> _What you should do_
Write the data out again, character for character, with no images.

> _Dataset entries_
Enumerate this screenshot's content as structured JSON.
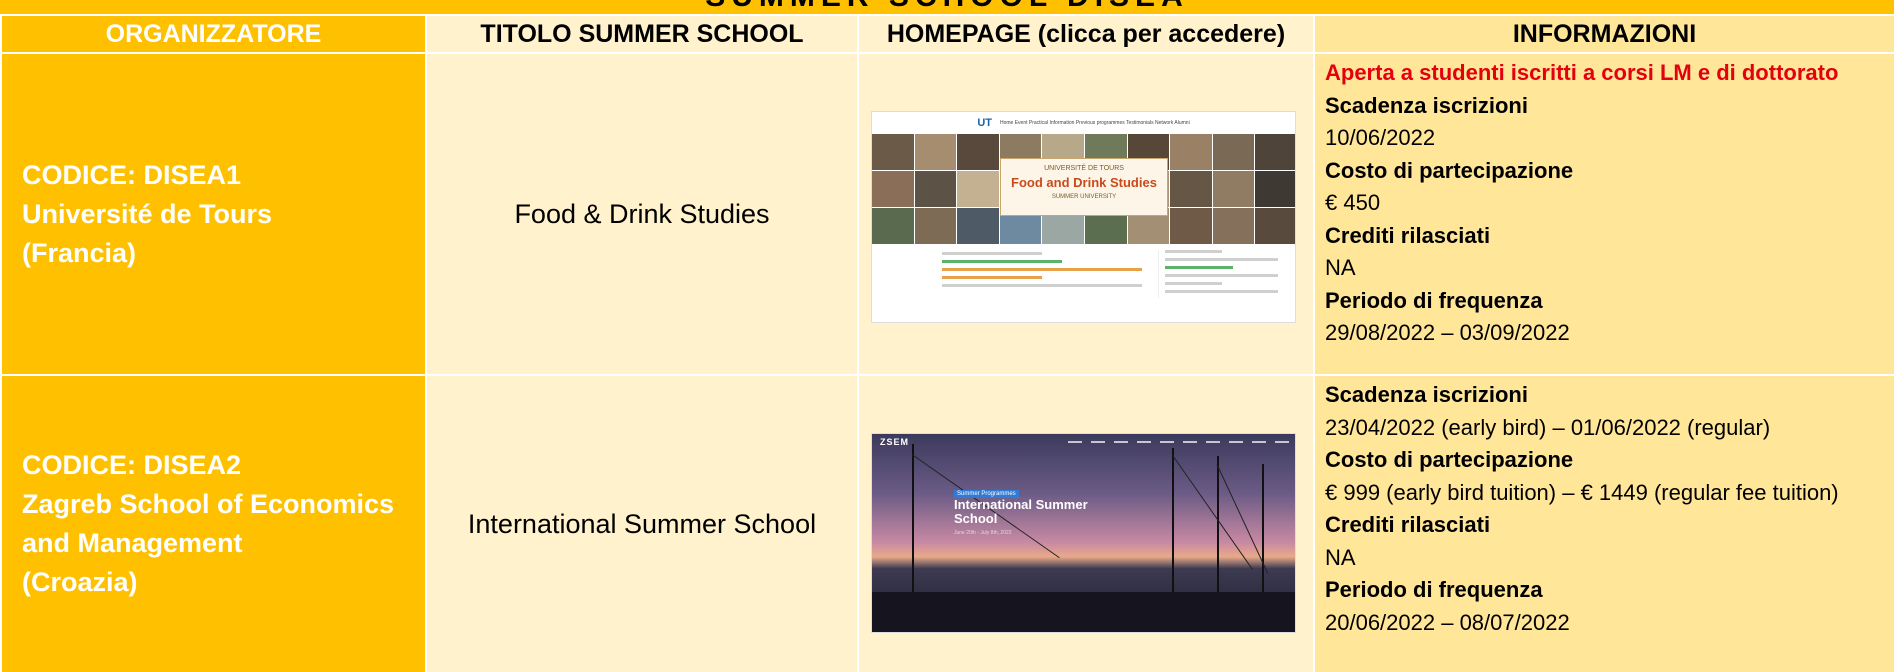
{
  "page_title_clipped": "SUMMER SCHOOL DISEA",
  "table": {
    "headers": {
      "organizer": "ORGANIZZATORE",
      "title": "TITOLO SUMMER SCHOOL",
      "homepage": "HOMEPAGE (clicca per accedere)",
      "info": "INFORMAZIONI"
    },
    "rows": [
      {
        "org_code": "CODICE: DISEA1",
        "org_name_1": "Université de Tours",
        "org_name_2": "(Francia)",
        "school_title": "Food & Drink Studies",
        "thumb": {
          "logo": "UT",
          "nav": "Home  Event  Practical Information  Previous programmes  Testimonials  Network Alumni",
          "banner_small": "UNIVERSITÉ DE TOURS",
          "banner_big": "Food and Drink Studies",
          "banner_sub": "SUMMER UNIVERSITY"
        },
        "info": {
          "note": "Aperta a studenti iscritti a corsi LM e di dottorato",
          "deadline_label": "Scadenza iscrizioni",
          "deadline": "10/06/2022",
          "cost_label": "Costo di partecipazione",
          "cost": "€ 450",
          "credits_label": "Crediti rilasciati",
          "credits": "NA",
          "period_label": "Periodo di frequenza",
          "period": "29/08/2022 – 03/09/2022"
        }
      },
      {
        "org_code": "CODICE: DISEA2",
        "org_name_1": "Zagreb School of Economics",
        "org_name_2": "and Management",
        "org_name_3": "(Croazia)",
        "school_title": "International Summer School",
        "thumb": {
          "logo": "ZSEM",
          "tag": "Summer Programmes",
          "title": "International Summer School",
          "date": "June 20th - July 8th, 2022"
        },
        "info": {
          "deadline_label": "Scadenza iscrizioni",
          "deadline": "23/04/2022 (early bird) – 01/06/2022 (regular)",
          "cost_label": "Costo di partecipazione",
          "cost": "€ 999 (early bird tuition) – € 1449 (regular fee tuition)",
          "credits_label": "Crediti rilasciati",
          "credits": "NA",
          "period_label": "Periodo di frequenza",
          "period": "20/06/2022 – 08/07/2022"
        }
      }
    ]
  },
  "colors": {
    "orange": "#ffc000",
    "light_cream": "#fff2cc",
    "light_yellow": "#ffe699",
    "red_note": "#e3000f"
  }
}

> _Final result_
Enumerate this screenshot's content as structured JSON.
{
  "page_title_clipped": "SUMMER SCHOOL DISEA",
  "table": {
    "headers": {
      "organizer": "ORGANIZZATORE",
      "title": "TITOLO SUMMER SCHOOL",
      "homepage": "HOMEPAGE (clicca per accedere)",
      "info": "INFORMAZIONI"
    },
    "rows": [
      {
        "org_code": "CODICE: DISEA1",
        "org_name_1": "Université de Tours",
        "org_name_2": "(Francia)",
        "school_title": "Food & Drink Studies",
        "thumb": {
          "logo": "UT",
          "nav": "Home  Event  Practical Information  Previous programmes  Testimonials  Network Alumni",
          "banner_small": "UNIVERSITÉ DE TOURS",
          "banner_big": "Food and Drink Studies",
          "banner_sub": "SUMMER UNIVERSITY"
        },
        "info": {
          "note": "Aperta a studenti iscritti a corsi LM e di dottorato",
          "deadline_label": "Scadenza iscrizioni",
          "deadline": "10/06/2022",
          "cost_label": "Costo di partecipazione",
          "cost": "€ 450",
          "credits_label": "Crediti rilasciati",
          "credits": "NA",
          "period_label": "Periodo di frequenza",
          "period": "29/08/2022 – 03/09/2022"
        }
      },
      {
        "org_code": "CODICE: DISEA2",
        "org_name_1": "Zagreb School of Economics",
        "org_name_2": "and Management",
        "org_name_3": "(Croazia)",
        "school_title": "International Summer School",
        "thumb": {
          "logo": "ZSEM",
          "tag": "Summer Programmes",
          "title": "International Summer School",
          "date": "June 20th - July 8th, 2022"
        },
        "info": {
          "deadline_label": "Scadenza iscrizioni",
          "deadline": "23/04/2022 (early bird) – 01/06/2022 (regular)",
          "cost_label": "Costo di partecipazione",
          "cost": "€ 999 (early bird tuition) – € 1449 (regular fee tuition)",
          "credits_label": "Crediti rilasciati",
          "credits": "NA",
          "period_label": "Periodo di frequenza",
          "period": "20/06/2022 – 08/07/2022"
        }
      }
    ]
  },
  "colors": {
    "orange": "#ffc000",
    "light_cream": "#fff2cc",
    "light_yellow": "#ffe699",
    "red_note": "#e3000f"
  }
}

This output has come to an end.